◆ **Direction**:
Images are not part of the copy; write out the rest of the data exactly as given.

◆ **Dataset records**:
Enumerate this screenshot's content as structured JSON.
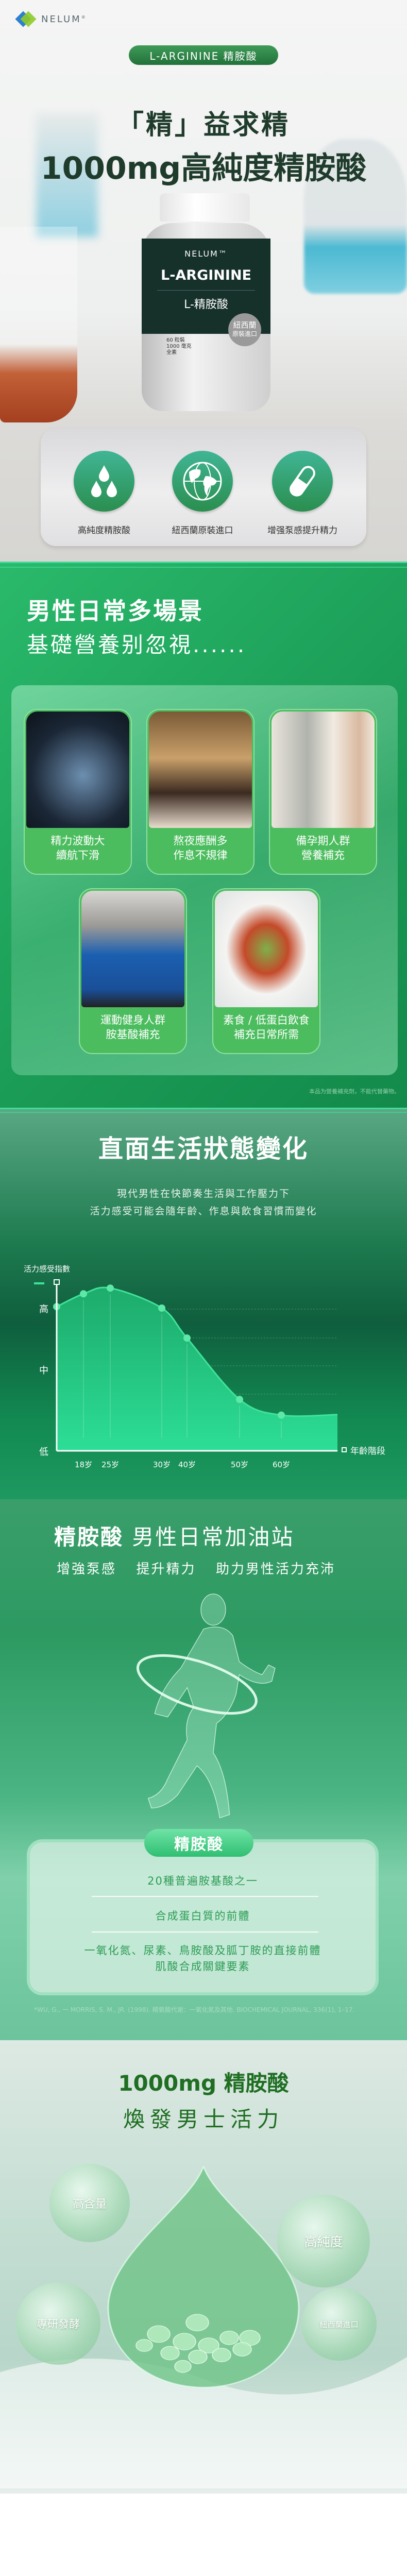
{
  "brand": {
    "name": "NELUM",
    "registered": "®"
  },
  "hero": {
    "badge": "L-ARGININE 精胺酸",
    "title_line1": "「精」益求精",
    "title_line2": "1000mg高純度精胺酸",
    "bottle": {
      "brand": "NELUM™",
      "name_en": "L-ARGININE",
      "name_zh": "L-精胺酸",
      "seal_line1": "紐西蘭",
      "seal_line2": "原裝進口",
      "spec": [
        "60 粒裝",
        "1000 毫克",
        "全素"
      ]
    }
  },
  "features": [
    {
      "icon": "droplets-icon",
      "label": "高純度精胺酸"
    },
    {
      "icon": "globe-icon",
      "label": "紐西蘭原裝進口"
    },
    {
      "icon": "capsule-icon",
      "label": "增强泵感提升精力"
    }
  ],
  "scenes": {
    "title": "男性日常多場景",
    "subtitle": "基礎營養别忽視......",
    "items": [
      {
        "line1": "精力波動大",
        "line2": "續航下滑"
      },
      {
        "line1": "熬夜應酬多",
        "line2": "作息不規律"
      },
      {
        "line1": "備孕期人群",
        "line2": "營養補充"
      },
      {
        "line1": "運動健身人群",
        "line2": "胺基酸補充"
      },
      {
        "line1": "素食 / 低蛋白飲食",
        "line2": "補充日常所需"
      }
    ],
    "disclaimer": "本品为營養補充劑，不能代替藥物。"
  },
  "vitality": {
    "title": "直面生活狀態變化",
    "subtitle_line1": "現代男性在快節奏生活與工作壓力下",
    "subtitle_line2": "活力感受可能会隨年齡、作息與飲食習慣而變化"
  },
  "chart_data": {
    "type": "area",
    "ylabel": "活力感受指數",
    "xlabel": "年齡階段",
    "y_ticks": [
      {
        "label": "高",
        "value": 100
      },
      {
        "label": "中",
        "value": 57
      },
      {
        "label": "低",
        "value": 0
      }
    ],
    "categories": [
      "",
      "18岁",
      "25岁",
      "30岁",
      "40岁",
      "50岁",
      "60岁"
    ],
    "values": [
      101,
      110,
      114,
      100,
      79,
      36,
      25
    ],
    "ylim": [
      0,
      115
    ],
    "grid": true,
    "colors": {
      "line": "#3fe39a",
      "fill": "#2ee29a"
    }
  },
  "runner": {
    "title_bold": "精胺酸",
    "title_rest": " 男性日常加油站",
    "subtitle": "增強泵感  提升精力  助力男性活力充沛",
    "badge": "精胺酸",
    "points": [
      "20種普遍胺基酸之一",
      "合成蛋白質的前體",
      "一氧化氮、尿素、鳥胺酸及胍丁胺的直接前體",
      "肌酸合成關鍵要素"
    ],
    "citation": "*WU, G., 一 MORRIS, S. M., JR. (1998). 精氨酸代谢：一氧化氮及其他. BIOCHEMICAL JOURNAL, 336(1), 1–17."
  },
  "drop": {
    "title_line1": "1000mg 精胺酸",
    "title_line2": "煥發男士活力",
    "bubbles": [
      "高含量",
      "高純度",
      "專研發酵",
      "紐西蘭進口"
    ]
  },
  "colors": {
    "brand_green": "#21713a",
    "dark_text": "#1f3b2c",
    "accent_mint": "#3fdc9a"
  }
}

◆ **Exercise answer**:
Enumerate this screenshot's content as structured JSON.
{
  "brand": {
    "name": "NELUM",
    "registered": "®"
  },
  "hero": {
    "badge": "L-ARGININE 精胺酸",
    "title_line1": "「精」益求精",
    "title_line2": "1000mg高純度精胺酸",
    "bottle": {
      "brand": "NELUM™",
      "name_en": "L-ARGININE",
      "name_zh": "L-精胺酸",
      "seal_line1": "紐西蘭",
      "seal_line2": "原裝進口",
      "spec": [
        "60 粒裝",
        "1000 毫克",
        "全素"
      ]
    }
  },
  "features": [
    {
      "icon": "droplets-icon",
      "label": "高純度精胺酸"
    },
    {
      "icon": "globe-icon",
      "label": "紐西蘭原裝進口"
    },
    {
      "icon": "capsule-icon",
      "label": "增强泵感提升精力"
    }
  ],
  "scenes": {
    "title": "男性日常多場景",
    "subtitle": "基礎營養别忽視......",
    "items": [
      {
        "line1": "精力波動大",
        "line2": "續航下滑"
      },
      {
        "line1": "熬夜應酬多",
        "line2": "作息不規律"
      },
      {
        "line1": "備孕期人群",
        "line2": "營養補充"
      },
      {
        "line1": "運動健身人群",
        "line2": "胺基酸補充"
      },
      {
        "line1": "素食 / 低蛋白飲食",
        "line2": "補充日常所需"
      }
    ],
    "disclaimer": "本品为營養補充劑，不能代替藥物。"
  },
  "vitality": {
    "title": "直面生活狀態變化",
    "subtitle_line1": "現代男性在快節奏生活與工作壓力下",
    "subtitle_line2": "活力感受可能会隨年齡、作息與飲食習慣而變化"
  },
  "chart_data": {
    "type": "area",
    "ylabel": "活力感受指數",
    "xlabel": "年齡階段",
    "y_ticks": [
      {
        "label": "高",
        "value": 100
      },
      {
        "label": "中",
        "value": 57
      },
      {
        "label": "低",
        "value": 0
      }
    ],
    "categories": [
      "",
      "18岁",
      "25岁",
      "30岁",
      "40岁",
      "50岁",
      "60岁"
    ],
    "values": [
      101,
      110,
      114,
      100,
      79,
      36,
      25
    ],
    "ylim": [
      0,
      115
    ],
    "grid": true,
    "colors": {
      "line": "#3fe39a",
      "fill": "#2ee29a"
    }
  },
  "runner": {
    "title_bold": "精胺酸",
    "title_rest": " 男性日常加油站",
    "subtitle": "增強泵感  提升精力  助力男性活力充沛",
    "badge": "精胺酸",
    "points": [
      "20種普遍胺基酸之一",
      "合成蛋白質的前體",
      "一氧化氮、尿素、鳥胺酸及胍丁胺的直接前體",
      "肌酸合成關鍵要素"
    ],
    "citation": "*WU, G., 一 MORRIS, S. M., JR. (1998). 精氨酸代谢：一氧化氮及其他. BIOCHEMICAL JOURNAL, 336(1), 1–17."
  },
  "drop": {
    "title_line1": "1000mg 精胺酸",
    "title_line2": "煥發男士活力",
    "bubbles": [
      "高含量",
      "高純度",
      "專研發酵",
      "紐西蘭進口"
    ]
  },
  "colors": {
    "brand_green": "#21713a",
    "dark_text": "#1f3b2c",
    "accent_mint": "#3fdc9a"
  }
}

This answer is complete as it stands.